→ Written request
In the records from the start up to and including the line with "y-tick-label: 100 [48, 469, 70, 484]", rename "plot-frame" to "plot-area" and give those lines again with nothing else changed.

→ Records supplied
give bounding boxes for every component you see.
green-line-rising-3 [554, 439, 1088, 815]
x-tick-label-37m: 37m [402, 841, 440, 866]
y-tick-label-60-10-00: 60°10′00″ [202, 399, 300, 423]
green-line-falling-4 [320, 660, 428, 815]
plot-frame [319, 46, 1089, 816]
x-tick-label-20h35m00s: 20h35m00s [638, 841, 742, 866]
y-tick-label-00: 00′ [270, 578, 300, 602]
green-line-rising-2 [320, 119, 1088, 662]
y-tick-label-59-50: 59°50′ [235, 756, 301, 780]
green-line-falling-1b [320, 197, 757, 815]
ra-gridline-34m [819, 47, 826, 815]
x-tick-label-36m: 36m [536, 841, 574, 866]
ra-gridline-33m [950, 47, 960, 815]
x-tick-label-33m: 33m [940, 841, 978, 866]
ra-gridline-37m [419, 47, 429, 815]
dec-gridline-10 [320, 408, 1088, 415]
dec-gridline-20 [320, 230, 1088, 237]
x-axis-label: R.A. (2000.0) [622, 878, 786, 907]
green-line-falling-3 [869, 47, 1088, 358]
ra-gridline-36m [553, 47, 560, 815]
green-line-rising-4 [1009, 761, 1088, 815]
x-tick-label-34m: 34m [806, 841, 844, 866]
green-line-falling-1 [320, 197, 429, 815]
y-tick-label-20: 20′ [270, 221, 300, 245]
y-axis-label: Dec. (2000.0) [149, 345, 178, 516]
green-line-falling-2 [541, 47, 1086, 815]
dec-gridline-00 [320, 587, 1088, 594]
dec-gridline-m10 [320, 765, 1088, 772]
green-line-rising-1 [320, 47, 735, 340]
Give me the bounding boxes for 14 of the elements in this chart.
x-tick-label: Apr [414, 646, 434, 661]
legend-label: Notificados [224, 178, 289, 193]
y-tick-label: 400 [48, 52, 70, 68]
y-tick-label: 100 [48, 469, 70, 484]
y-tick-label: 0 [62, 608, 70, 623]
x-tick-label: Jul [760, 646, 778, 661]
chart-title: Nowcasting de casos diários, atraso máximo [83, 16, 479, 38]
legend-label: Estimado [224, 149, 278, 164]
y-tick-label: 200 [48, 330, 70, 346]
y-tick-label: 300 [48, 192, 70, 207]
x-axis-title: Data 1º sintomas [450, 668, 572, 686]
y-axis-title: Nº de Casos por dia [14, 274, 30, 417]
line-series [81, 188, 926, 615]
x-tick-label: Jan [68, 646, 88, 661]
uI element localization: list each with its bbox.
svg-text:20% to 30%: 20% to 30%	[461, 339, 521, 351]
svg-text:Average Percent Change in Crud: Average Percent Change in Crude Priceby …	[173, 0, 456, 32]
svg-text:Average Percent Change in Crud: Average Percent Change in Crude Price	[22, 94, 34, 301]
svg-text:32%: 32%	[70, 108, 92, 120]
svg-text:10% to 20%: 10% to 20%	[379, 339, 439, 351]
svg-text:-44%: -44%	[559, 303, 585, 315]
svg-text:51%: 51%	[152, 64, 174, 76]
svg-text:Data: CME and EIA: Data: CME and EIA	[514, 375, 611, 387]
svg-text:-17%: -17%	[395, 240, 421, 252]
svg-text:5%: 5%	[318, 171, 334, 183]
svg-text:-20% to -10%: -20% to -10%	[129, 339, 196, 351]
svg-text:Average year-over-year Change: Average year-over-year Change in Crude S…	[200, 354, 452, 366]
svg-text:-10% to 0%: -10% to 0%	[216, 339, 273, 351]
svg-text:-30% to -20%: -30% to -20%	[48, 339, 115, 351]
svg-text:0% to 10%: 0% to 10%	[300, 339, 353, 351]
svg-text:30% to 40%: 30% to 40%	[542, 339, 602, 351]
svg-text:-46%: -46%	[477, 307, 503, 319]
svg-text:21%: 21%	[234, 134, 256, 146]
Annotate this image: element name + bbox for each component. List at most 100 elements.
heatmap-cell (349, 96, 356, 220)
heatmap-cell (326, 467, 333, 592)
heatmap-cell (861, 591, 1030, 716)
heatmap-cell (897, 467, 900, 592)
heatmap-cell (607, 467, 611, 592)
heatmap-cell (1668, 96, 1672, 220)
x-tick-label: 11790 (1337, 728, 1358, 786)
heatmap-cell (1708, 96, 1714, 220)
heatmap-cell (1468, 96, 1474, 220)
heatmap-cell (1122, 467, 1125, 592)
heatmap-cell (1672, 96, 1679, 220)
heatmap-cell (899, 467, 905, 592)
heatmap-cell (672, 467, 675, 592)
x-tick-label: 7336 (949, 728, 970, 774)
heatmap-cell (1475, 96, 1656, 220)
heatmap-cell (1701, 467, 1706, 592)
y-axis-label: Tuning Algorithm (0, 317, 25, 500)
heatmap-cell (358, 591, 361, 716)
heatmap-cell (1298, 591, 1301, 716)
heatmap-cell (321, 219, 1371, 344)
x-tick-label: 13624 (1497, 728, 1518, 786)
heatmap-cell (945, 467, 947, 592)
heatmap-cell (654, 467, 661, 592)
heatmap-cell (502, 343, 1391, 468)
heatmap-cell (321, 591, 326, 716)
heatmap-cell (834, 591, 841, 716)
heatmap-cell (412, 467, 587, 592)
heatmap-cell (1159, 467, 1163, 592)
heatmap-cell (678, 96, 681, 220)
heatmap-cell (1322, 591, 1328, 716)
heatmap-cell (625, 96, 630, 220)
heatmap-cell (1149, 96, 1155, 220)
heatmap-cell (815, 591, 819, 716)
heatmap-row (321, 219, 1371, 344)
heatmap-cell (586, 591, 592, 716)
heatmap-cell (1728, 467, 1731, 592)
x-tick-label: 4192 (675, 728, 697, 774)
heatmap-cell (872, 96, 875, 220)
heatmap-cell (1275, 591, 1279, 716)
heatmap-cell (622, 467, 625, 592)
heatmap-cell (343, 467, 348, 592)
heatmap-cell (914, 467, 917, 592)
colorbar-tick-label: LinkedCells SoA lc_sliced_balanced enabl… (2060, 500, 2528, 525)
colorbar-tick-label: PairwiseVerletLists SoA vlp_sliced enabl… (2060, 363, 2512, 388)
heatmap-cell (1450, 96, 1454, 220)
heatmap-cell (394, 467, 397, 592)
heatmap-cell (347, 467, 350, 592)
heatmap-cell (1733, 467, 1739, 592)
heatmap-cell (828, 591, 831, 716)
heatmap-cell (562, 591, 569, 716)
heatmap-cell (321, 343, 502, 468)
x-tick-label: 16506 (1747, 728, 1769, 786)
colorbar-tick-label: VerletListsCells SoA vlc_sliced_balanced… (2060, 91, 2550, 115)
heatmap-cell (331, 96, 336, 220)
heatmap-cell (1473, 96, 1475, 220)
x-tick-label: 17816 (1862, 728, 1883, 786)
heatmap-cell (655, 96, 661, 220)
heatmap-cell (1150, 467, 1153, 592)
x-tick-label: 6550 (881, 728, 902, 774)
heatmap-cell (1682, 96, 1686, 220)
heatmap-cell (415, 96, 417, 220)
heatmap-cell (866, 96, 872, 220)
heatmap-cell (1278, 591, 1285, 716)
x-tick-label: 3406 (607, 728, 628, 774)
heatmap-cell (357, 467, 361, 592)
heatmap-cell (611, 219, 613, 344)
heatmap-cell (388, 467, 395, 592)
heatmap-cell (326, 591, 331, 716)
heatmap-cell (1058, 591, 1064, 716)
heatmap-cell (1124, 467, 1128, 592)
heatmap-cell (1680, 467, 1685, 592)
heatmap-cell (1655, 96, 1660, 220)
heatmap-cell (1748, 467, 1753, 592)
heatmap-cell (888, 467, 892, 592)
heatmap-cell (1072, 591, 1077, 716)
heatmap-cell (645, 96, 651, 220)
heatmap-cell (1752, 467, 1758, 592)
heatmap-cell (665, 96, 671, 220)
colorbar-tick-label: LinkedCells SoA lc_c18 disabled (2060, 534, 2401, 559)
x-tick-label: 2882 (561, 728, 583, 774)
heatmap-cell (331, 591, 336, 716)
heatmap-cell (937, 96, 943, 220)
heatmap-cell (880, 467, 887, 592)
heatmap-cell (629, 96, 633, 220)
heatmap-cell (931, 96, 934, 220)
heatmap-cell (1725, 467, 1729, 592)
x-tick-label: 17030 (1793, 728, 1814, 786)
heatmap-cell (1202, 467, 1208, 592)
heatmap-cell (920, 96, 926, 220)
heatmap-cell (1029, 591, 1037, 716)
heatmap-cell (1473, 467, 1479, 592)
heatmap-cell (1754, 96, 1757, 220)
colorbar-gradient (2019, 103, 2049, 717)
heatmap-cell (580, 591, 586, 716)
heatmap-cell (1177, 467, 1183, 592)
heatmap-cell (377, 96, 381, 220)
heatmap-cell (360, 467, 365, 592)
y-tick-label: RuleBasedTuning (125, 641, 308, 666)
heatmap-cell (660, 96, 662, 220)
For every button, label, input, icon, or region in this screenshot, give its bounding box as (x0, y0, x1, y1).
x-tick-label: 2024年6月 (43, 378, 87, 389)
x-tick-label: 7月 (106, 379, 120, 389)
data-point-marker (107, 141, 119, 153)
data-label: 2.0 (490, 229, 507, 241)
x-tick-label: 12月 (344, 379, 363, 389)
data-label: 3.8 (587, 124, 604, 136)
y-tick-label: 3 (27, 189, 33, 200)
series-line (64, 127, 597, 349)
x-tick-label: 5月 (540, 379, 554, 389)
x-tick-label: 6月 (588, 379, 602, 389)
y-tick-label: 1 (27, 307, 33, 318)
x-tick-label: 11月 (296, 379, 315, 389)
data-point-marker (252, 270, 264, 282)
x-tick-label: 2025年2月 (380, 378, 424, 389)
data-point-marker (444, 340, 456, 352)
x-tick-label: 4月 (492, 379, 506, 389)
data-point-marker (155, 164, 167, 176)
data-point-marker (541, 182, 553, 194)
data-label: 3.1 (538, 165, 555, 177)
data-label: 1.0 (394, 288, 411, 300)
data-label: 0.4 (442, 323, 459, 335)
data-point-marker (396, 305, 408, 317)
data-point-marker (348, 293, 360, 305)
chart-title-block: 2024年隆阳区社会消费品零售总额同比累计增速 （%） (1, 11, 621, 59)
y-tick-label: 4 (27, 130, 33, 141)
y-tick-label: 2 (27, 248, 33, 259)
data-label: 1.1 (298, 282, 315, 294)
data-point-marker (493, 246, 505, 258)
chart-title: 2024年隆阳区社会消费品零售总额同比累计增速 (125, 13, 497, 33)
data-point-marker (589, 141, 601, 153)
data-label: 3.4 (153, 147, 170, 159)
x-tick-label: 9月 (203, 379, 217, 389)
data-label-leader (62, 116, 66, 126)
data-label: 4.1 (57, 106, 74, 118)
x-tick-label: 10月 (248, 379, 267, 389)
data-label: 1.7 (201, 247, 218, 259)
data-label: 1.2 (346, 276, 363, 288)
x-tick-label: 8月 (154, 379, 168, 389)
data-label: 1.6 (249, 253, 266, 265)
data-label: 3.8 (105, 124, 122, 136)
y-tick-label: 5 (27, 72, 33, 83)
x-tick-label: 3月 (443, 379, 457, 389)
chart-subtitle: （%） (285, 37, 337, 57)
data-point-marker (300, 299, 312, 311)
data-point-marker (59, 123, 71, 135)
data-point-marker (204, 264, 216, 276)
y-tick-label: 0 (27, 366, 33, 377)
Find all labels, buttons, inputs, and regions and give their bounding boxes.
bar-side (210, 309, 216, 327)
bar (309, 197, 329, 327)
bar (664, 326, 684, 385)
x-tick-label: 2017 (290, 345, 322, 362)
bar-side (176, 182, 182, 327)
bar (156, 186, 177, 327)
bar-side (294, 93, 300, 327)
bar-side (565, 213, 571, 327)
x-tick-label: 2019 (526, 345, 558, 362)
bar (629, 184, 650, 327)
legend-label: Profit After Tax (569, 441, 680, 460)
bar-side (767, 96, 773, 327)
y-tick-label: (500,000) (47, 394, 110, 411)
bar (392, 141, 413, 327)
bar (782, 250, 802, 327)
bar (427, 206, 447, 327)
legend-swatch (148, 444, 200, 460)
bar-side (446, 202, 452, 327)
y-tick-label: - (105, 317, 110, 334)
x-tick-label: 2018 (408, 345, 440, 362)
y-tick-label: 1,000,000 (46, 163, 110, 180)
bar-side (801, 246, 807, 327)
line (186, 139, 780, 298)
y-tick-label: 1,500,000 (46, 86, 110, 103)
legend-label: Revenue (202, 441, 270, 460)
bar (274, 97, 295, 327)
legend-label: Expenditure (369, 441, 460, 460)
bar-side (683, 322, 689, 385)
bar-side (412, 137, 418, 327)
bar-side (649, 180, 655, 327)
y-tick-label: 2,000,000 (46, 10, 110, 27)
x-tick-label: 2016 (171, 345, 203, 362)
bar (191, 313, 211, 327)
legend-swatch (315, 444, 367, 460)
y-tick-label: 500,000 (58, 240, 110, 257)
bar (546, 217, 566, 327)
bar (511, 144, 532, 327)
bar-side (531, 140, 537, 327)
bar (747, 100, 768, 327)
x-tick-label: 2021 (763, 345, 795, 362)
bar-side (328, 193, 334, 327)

→ Correct result
give bounding boxes for every component you see.
green-line-rising-3 [554, 439, 1088, 815]
x-tick-label-37m: 37m [402, 841, 440, 866]
y-tick-label-60-10-00: 60°10′00″ [202, 399, 300, 423]
green-line-falling-4 [320, 660, 428, 815]
plot-area [319, 46, 1089, 816]
x-tick-label-20h35m00s: 20h35m00s [638, 841, 742, 866]
y-tick-label-00: 00′ [270, 578, 300, 602]
green-line-rising-2 [320, 119, 1088, 662]
y-tick-label-59-50: 59°50′ [235, 756, 301, 780]
green-line-falling-1b [320, 197, 757, 815]
ra-gridline-34m [819, 47, 826, 815]
x-tick-label-36m: 36m [536, 841, 574, 866]
ra-gridline-33m [950, 47, 960, 815]
x-tick-label-33m: 33m [940, 841, 978, 866]
ra-gridline-37m [419, 47, 429, 815]
dec-gridline-10 [320, 408, 1088, 415]
dec-gridline-20 [320, 230, 1088, 237]
x-axis-label: R.A. (2000.0) [622, 878, 786, 907]
green-line-falling-3 [869, 47, 1088, 358]
ra-gridline-36m [553, 47, 560, 815]
green-line-rising-4 [1009, 761, 1088, 815]
x-tick-label-34m: 34m [806, 841, 844, 866]
green-line-falling-1 [320, 197, 429, 815]
y-tick-label-20: 20′ [270, 221, 300, 245]
y-axis-label: Dec. (2000.0) [149, 345, 178, 516]
green-line-falling-2 [541, 47, 1086, 815]
dec-gridline-00 [320, 587, 1088, 594]
dec-gridline-m10 [320, 765, 1088, 772]
green-line-rising-1 [320, 47, 735, 340]
Give me the bounding boxes for 14 of the elements in this chart.
x-tick-label: Apr [414, 646, 434, 661]
legend-label: Notificados [224, 178, 289, 193]
y-tick-label: 400 [48, 52, 70, 68]
y-tick-label: 100 [48, 469, 70, 484]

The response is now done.